■ **What needs to be done**: Reproduce the full listing that appears beneath this instruction exactly.

BEGIN Input data

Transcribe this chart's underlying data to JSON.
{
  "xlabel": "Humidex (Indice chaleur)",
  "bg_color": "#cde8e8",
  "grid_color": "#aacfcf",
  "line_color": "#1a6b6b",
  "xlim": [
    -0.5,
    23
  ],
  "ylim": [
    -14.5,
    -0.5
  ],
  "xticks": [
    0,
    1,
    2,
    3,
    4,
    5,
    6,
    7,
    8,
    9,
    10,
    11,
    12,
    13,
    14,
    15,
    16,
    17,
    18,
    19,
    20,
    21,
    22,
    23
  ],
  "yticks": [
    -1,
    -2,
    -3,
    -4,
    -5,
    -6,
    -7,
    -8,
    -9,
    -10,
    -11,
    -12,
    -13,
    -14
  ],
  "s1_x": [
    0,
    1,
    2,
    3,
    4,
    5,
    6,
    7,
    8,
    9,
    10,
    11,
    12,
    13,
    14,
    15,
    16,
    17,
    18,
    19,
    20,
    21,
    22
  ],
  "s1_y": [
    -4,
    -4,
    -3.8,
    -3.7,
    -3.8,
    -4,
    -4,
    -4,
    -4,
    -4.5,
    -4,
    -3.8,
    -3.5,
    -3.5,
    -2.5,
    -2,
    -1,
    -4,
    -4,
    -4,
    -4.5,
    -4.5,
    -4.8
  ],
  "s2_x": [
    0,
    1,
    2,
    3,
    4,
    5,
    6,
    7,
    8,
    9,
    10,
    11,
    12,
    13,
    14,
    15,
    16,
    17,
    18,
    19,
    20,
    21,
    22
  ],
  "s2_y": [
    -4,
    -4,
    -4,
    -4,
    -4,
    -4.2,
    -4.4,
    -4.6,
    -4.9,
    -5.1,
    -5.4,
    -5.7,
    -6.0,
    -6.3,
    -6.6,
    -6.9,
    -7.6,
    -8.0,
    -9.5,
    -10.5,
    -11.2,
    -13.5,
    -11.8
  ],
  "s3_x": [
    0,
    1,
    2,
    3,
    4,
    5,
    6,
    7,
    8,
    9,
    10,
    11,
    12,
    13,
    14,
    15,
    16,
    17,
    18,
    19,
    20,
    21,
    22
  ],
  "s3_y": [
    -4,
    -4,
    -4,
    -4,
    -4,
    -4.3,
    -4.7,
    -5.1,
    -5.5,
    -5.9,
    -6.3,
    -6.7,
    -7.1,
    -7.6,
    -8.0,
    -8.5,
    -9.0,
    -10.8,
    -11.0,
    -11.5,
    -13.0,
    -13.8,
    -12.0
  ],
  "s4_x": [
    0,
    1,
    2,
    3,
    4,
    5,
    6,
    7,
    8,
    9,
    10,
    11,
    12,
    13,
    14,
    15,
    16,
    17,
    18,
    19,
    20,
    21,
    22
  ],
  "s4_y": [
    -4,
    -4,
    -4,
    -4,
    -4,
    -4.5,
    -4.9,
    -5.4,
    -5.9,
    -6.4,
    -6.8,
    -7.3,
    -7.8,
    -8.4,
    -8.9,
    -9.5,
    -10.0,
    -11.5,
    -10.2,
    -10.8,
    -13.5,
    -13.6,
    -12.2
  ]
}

END Input data

■ **Answer to the problem**:
Transcribe this chart's underlying data to JSON.
{
  "xlabel": "Humidex (Indice chaleur)",
  "bg_color": "#cde8e8",
  "grid_color": "#aacfcf",
  "line_color": "#1a6b6b",
  "xlim": [
    -0.5,
    23
  ],
  "ylim": [
    -14.5,
    -0.5
  ],
  "xticks": [
    0,
    1,
    2,
    3,
    4,
    5,
    6,
    7,
    8,
    9,
    10,
    11,
    12,
    13,
    14,
    15,
    16,
    17,
    18,
    19,
    20,
    21,
    22,
    23
  ],
  "yticks": [
    -1,
    -2,
    -3,
    -4,
    -5,
    -6,
    -7,
    -8,
    -9,
    -10,
    -11,
    -12,
    -13,
    -14
  ],
  "s1_x": [
    0,
    1,
    2,
    3,
    4,
    5,
    6,
    7,
    8,
    9,
    10,
    11,
    12,
    13,
    14,
    15,
    16,
    17,
    18,
    19,
    20,
    21,
    22
  ],
  "s1_y": [
    -4,
    -4,
    -3.8,
    -3.7,
    -3.8,
    -4,
    -4,
    -4,
    -4,
    -4.5,
    -4,
    -3.8,
    -3.5,
    -3.5,
    -2.5,
    -2,
    -1,
    -4,
    -4,
    -4,
    -4.5,
    -4.5,
    -4.8
  ],
  "s2_x": [
    0,
    1,
    2,
    3,
    4,
    5,
    6,
    7,
    8,
    9,
    10,
    11,
    12,
    13,
    14,
    15,
    16,
    17,
    18,
    19,
    20,
    21,
    22
  ],
  "s2_y": [
    -4,
    -4,
    -4,
    -4,
    -4,
    -4.2,
    -4.4,
    -4.6,
    -4.9,
    -5.1,
    -5.4,
    -5.7,
    -6.0,
    -6.3,
    -6.6,
    -6.9,
    -7.6,
    -8.0,
    -9.5,
    -10.5,
    -11.2,
    -13.5,
    -11.8
  ],
  "s3_x": [
    0,
    1,
    2,
    3,
    4,
    5,
    6,
    7,
    8,
    9,
    10,
    11,
    12,
    13,
    14,
    15,
    16,
    17,
    18,
    19,
    20,
    21,
    22
  ],
  "s3_y": [
    -4,
    -4,
    -4,
    -4,
    -4,
    -4.3,
    -4.7,
    -5.1,
    -5.5,
    -5.9,
    -6.3,
    -6.7,
    -7.1,
    -7.6,
    -8.0,
    -8.5,
    -9.0,
    -10.8,
    -11.0,
    -11.5,
    -13.0,
    -13.8,
    -12.0
  ],
  "s4_x": [
    0,
    1,
    2,
    3,
    4,
    5,
    6,
    7,
    8,
    9,
    10,
    11,
    12,
    13,
    14,
    15,
    16,
    17,
    18,
    19,
    20,
    21,
    22
  ],
  "s4_y": [
    -4,
    -4,
    -4,
    -4,
    -4,
    -4.5,
    -4.9,
    -5.4,
    -5.9,
    -6.4,
    -6.8,
    -7.3,
    -7.8,
    -8.4,
    -8.9,
    -9.5,
    -10.0,
    -11.5,
    -10.2,
    -10.8,
    -13.5,
    -13.6,
    -12.2
  ]
}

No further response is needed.